> _Exercise instructions_
Pick out all lines of the entries that include the word "excerpt" and copy them.

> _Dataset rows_
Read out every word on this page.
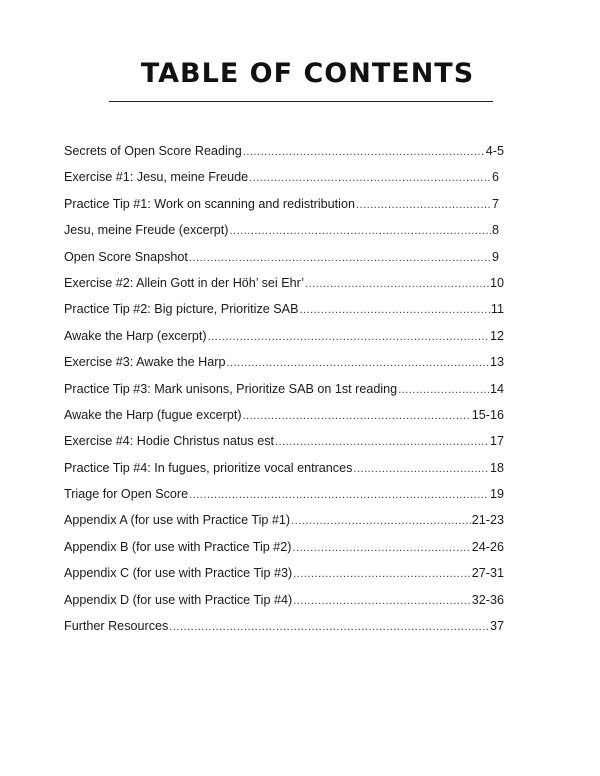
TABLE OF CONTENTS
Secrets of Open Score Reading .....	4-5
Exercise #1: Jesu, meine Freude .....	6
Practice Tip #1: Work on scanning and redistribution .....	7
Jesu, meine Freude (excerpt) .....	8
Open Score Snapshot .....	9
Exercise #2: Allein Gott in der Höh’ sei Ehr’ .....	10
Practice Tip #2: Big picture, Prioritize SAB .....	11
Awake the Harp (excerpt) .....	12
Exercise #3: Awake the Harp .....	13
Practice Tip #3: Mark unisons, Prioritize SAB on 1st reading .....	14
Awake the Harp (fugue excerpt) .....	15-16
Exercise #4: Hodie Christus natus est .....	17
Practice Tip #4: In fugues, prioritize vocal entrances .....	18
Triage for Open Score .....	19
Appendix A (for use with Practice Tip #1) .....	21-23
Appendix B (for use with Practice Tip #2) .....	24-26
Appendix C (for use with Practice Tip #3) .....	27-31
Appendix D (for use with Practice Tip #4) .....	32-36
Further Resources .....	37
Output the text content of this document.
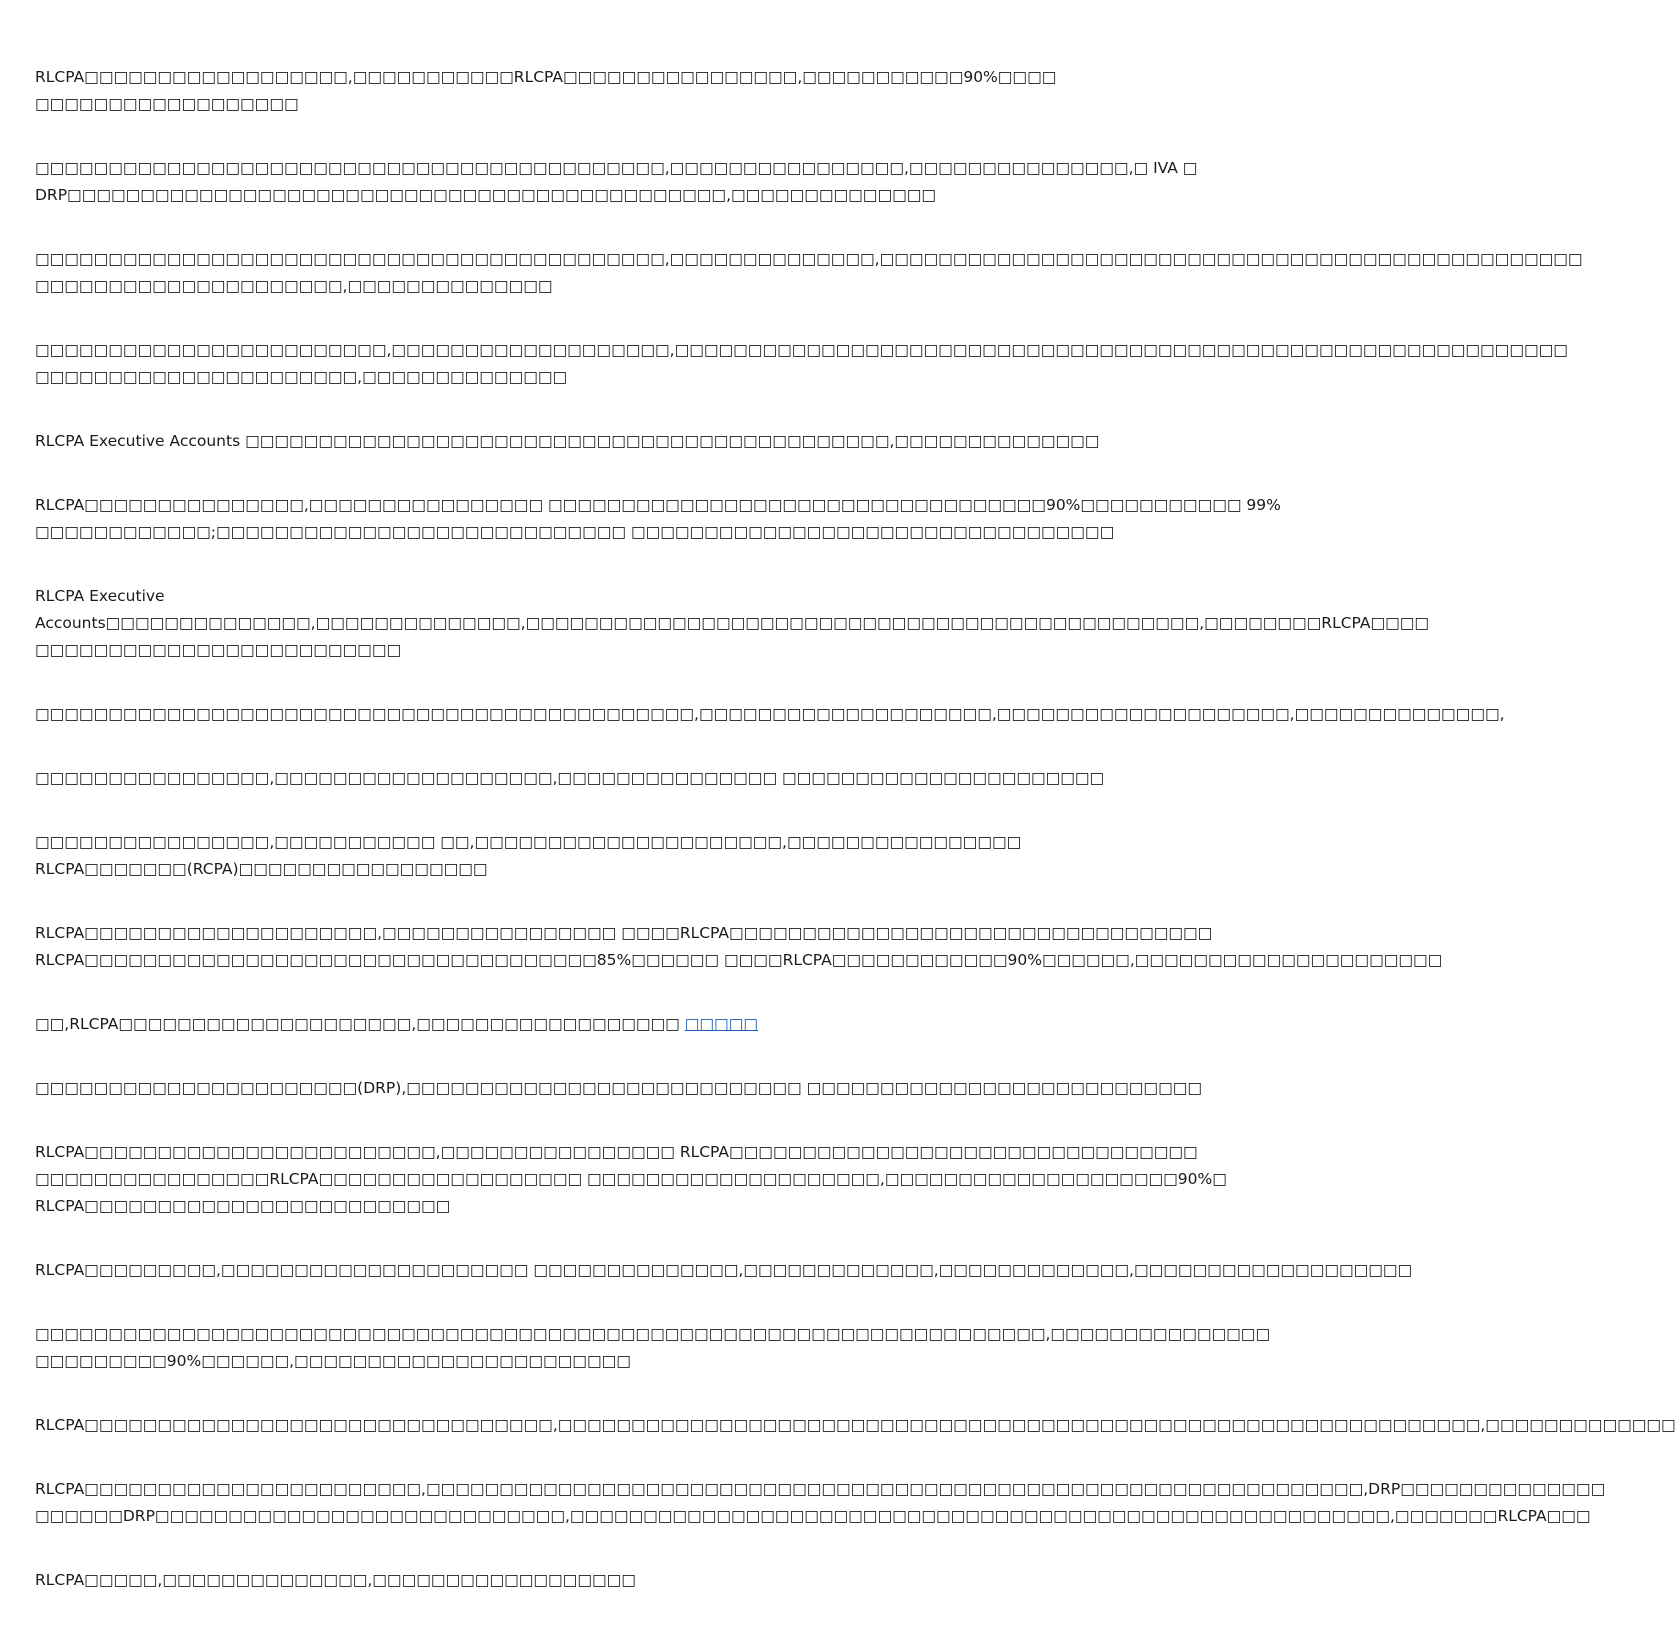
RLCPA□□□□□□□□□□□□□□□□□□,□□□□□□□□□□□RLCPA□□□□□□□□□□□□□□□□,□□□□□□□□□□□90%□□□□
□□□□□□□□□□□□□□□□□□

□□□□□□□□□□□□□□□□□□□□□□□□□□□□□□□□□□□□□□□□□□□,□□□□□□□□□□□□□□□□,□□□□□□□□□□□□□□□,□ IVA □
DRP□□□□□□□□□□□□□□□□□□□□□□□□□□□□□□□□□□□□□□□□□□□□□,□□□□□□□□□□□□□□

□□□□□□□□□□□□□□□□□□□□□□□□□□□□□□□□□□□□□□□□□□□,□□□□□□□□□□□□□□,□□□□□□□□□□□□□□□□□□□□□□□□□□□□□□□□□□□□□□□□□□□□□□□□
□□□□□□□□□□□□□□□□□□□□□,□□□□□□□□□□□□□□

□□□□□□□□□□□□□□□□□□□□□□□□,□□□□□□□□□□□□□□□□□□□,□□□□□□□□□□□□□□□□□□□□□□□□□□□□□□□□□□□□□□□□□□□□□□□□□□□□□□□□□□□□□
□□□□□□□□□□□□□□□□□□□□□□,□□□□□□□□□□□□□□

RLCPA Executive Accounts □□□□□□□□□□□□□□□□□□□□□□□□□□□□□□□□□□□□□□□□□□□□,□□□□□□□□□□□□□□

RLCPA□□□□□□□□□□□□□□□,□□□□□□□□□□□□□□□□ □□□□□□□□□□□□□□□□□□□□□□□□□□□□□□□□□□90%□□□□□□□□□□□ 99%
□□□□□□□□□□□□;□□□□□□□□□□□□□□□□□□□□□□□□□□□□ □□□□□□□□□□□□□□□□□□□□□□□□□□□□□□□□□

RLCPA Executive
Accounts□□□□□□□□□□□□□□,□□□□□□□□□□□□□□,□□□□□□□□□□□□□□□□□□□□□□□□□□□□□□□□□□□□□□□□□□□□□□,□□□□□□□□RLCPA□□□□
□□□□□□□□□□□□□□□□□□□□□□□□□

□□□□□□□□□□□□□□□□□□□□□□□□□□□□□□□□□□□□□□□□□□□□□,□□□□□□□□□□□□□□□□□□□□,□□□□□□□□□□□□□□□□□□□□,□□□□□□□□□□□□□□,

□□□□□□□□□□□□□□□□,□□□□□□□□□□□□□□□□□□□,□□□□□□□□□□□□□□□ □□□□□□□□□□□□□□□□□□□□□□

□□□□□□□□□□□□□□□□,□□□□□□□□□□□ □□,□□□□□□□□□□□□□□□□□□□□□,□□□□□□□□□□□□□□□□
RLCPA□□□□□□□(RCPA)□□□□□□□□□□□□□□□□□

RLCPA□□□□□□□□□□□□□□□□□□□□,□□□□□□□□□□□□□□□□ □□□□RLCPA□□□□□□□□□□□□□□□□□□□□□□□□□□□□□□□□□
RLCPA□□□□□□□□□□□□□□□□□□□□□□□□□□□□□□□□□□□85%□□□□□□ □□□□RLCPA□□□□□□□□□□□□90%□□□□□□,□□□□□□□□□□□□□□□□□□□□□

□□,RLCPA□□□□□□□□□□□□□□□□□□□□,□□□□□□□□□□□□□□□□□□ □□□□□

□□□□□□□□□□□□□□□□□□□□□□(DRP),□□□□□□□□□□□□□□□□□□□□□□□□□□□ □□□□□□□□□□□□□□□□□□□□□□□□□□□

RLCPA□□□□□□□□□□□□□□□□□□□□□□□□,□□□□□□□□□□□□□□□□ RLCPA□□□□□□□□□□□□□□□□□□□□□□□□□□□□□□□□
□□□□□□□□□□□□□□□□RLCPA□□□□□□□□□□□□□□□□□□ □□□□□□□□□□□□□□□□□□□□,□□□□□□□□□□□□□□□□□□□□90%□
RLCPA□□□□□□□□□□□□□□□□□□□□□□□□□

RLCPA□□□□□□□□□,□□□□□□□□□□□□□□□□□□□□□ □□□□□□□□□□□□□□,□□□□□□□□□□□□□,□□□□□□□□□□□□□,□□□□□□□□□□□□□□□□□□□

□□□□□□□□□□□□□□□□□□□□□□□□□□□□□□□□□□□□□□□□□□□□□□□□□□□□□□□□□□□□□□□□□□□□□,□□□□□□□□□□□□□□□
□□□□□□□□□90%□□□□□□,□□□□□□□□□□□□□□□□□□□□□□□

RLCPA□□□□□□□□□□□□□□□□□□□□□□□□□□□□□□□□,□□□□□□□□□□□□□□□□□□□□□□□□□□□□□□□□□□□□□□□□□□□□□□□□□□□□□□□□□□□□□□□,□□□□□□□□□□□□□

RLCPA□□□□□□□□□□□□□□□□□□□□□□□,□□□□□□□□□□□□□□□□□□□□□□□□□□□□□□□□□□□□□□□□□□□□□□□□□□□□□□□□□□□□□□□□,DRP□□□□□□□□□□□□□□
□□□□□□DRP□□□□□□□□□□□□□□□□□□□□□□□□□□□□,□□□□□□□□□□□□□□□□□□□□□□□□□□□□□□□□□□□□□□□□□□□□□□□□□□□□□□□□,□□□□□□□RLCPA□□□

RLCPA□□□□□,□□□□□□□□□□□□□□,□□□□□□□□□□□□□□□□□□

> _Answer to this task_
Jesu, meine Freude (excerpt) .....	8
Awake the Harp (excerpt) .....	12
Awake the Harp (fugue excerpt) .....	15-16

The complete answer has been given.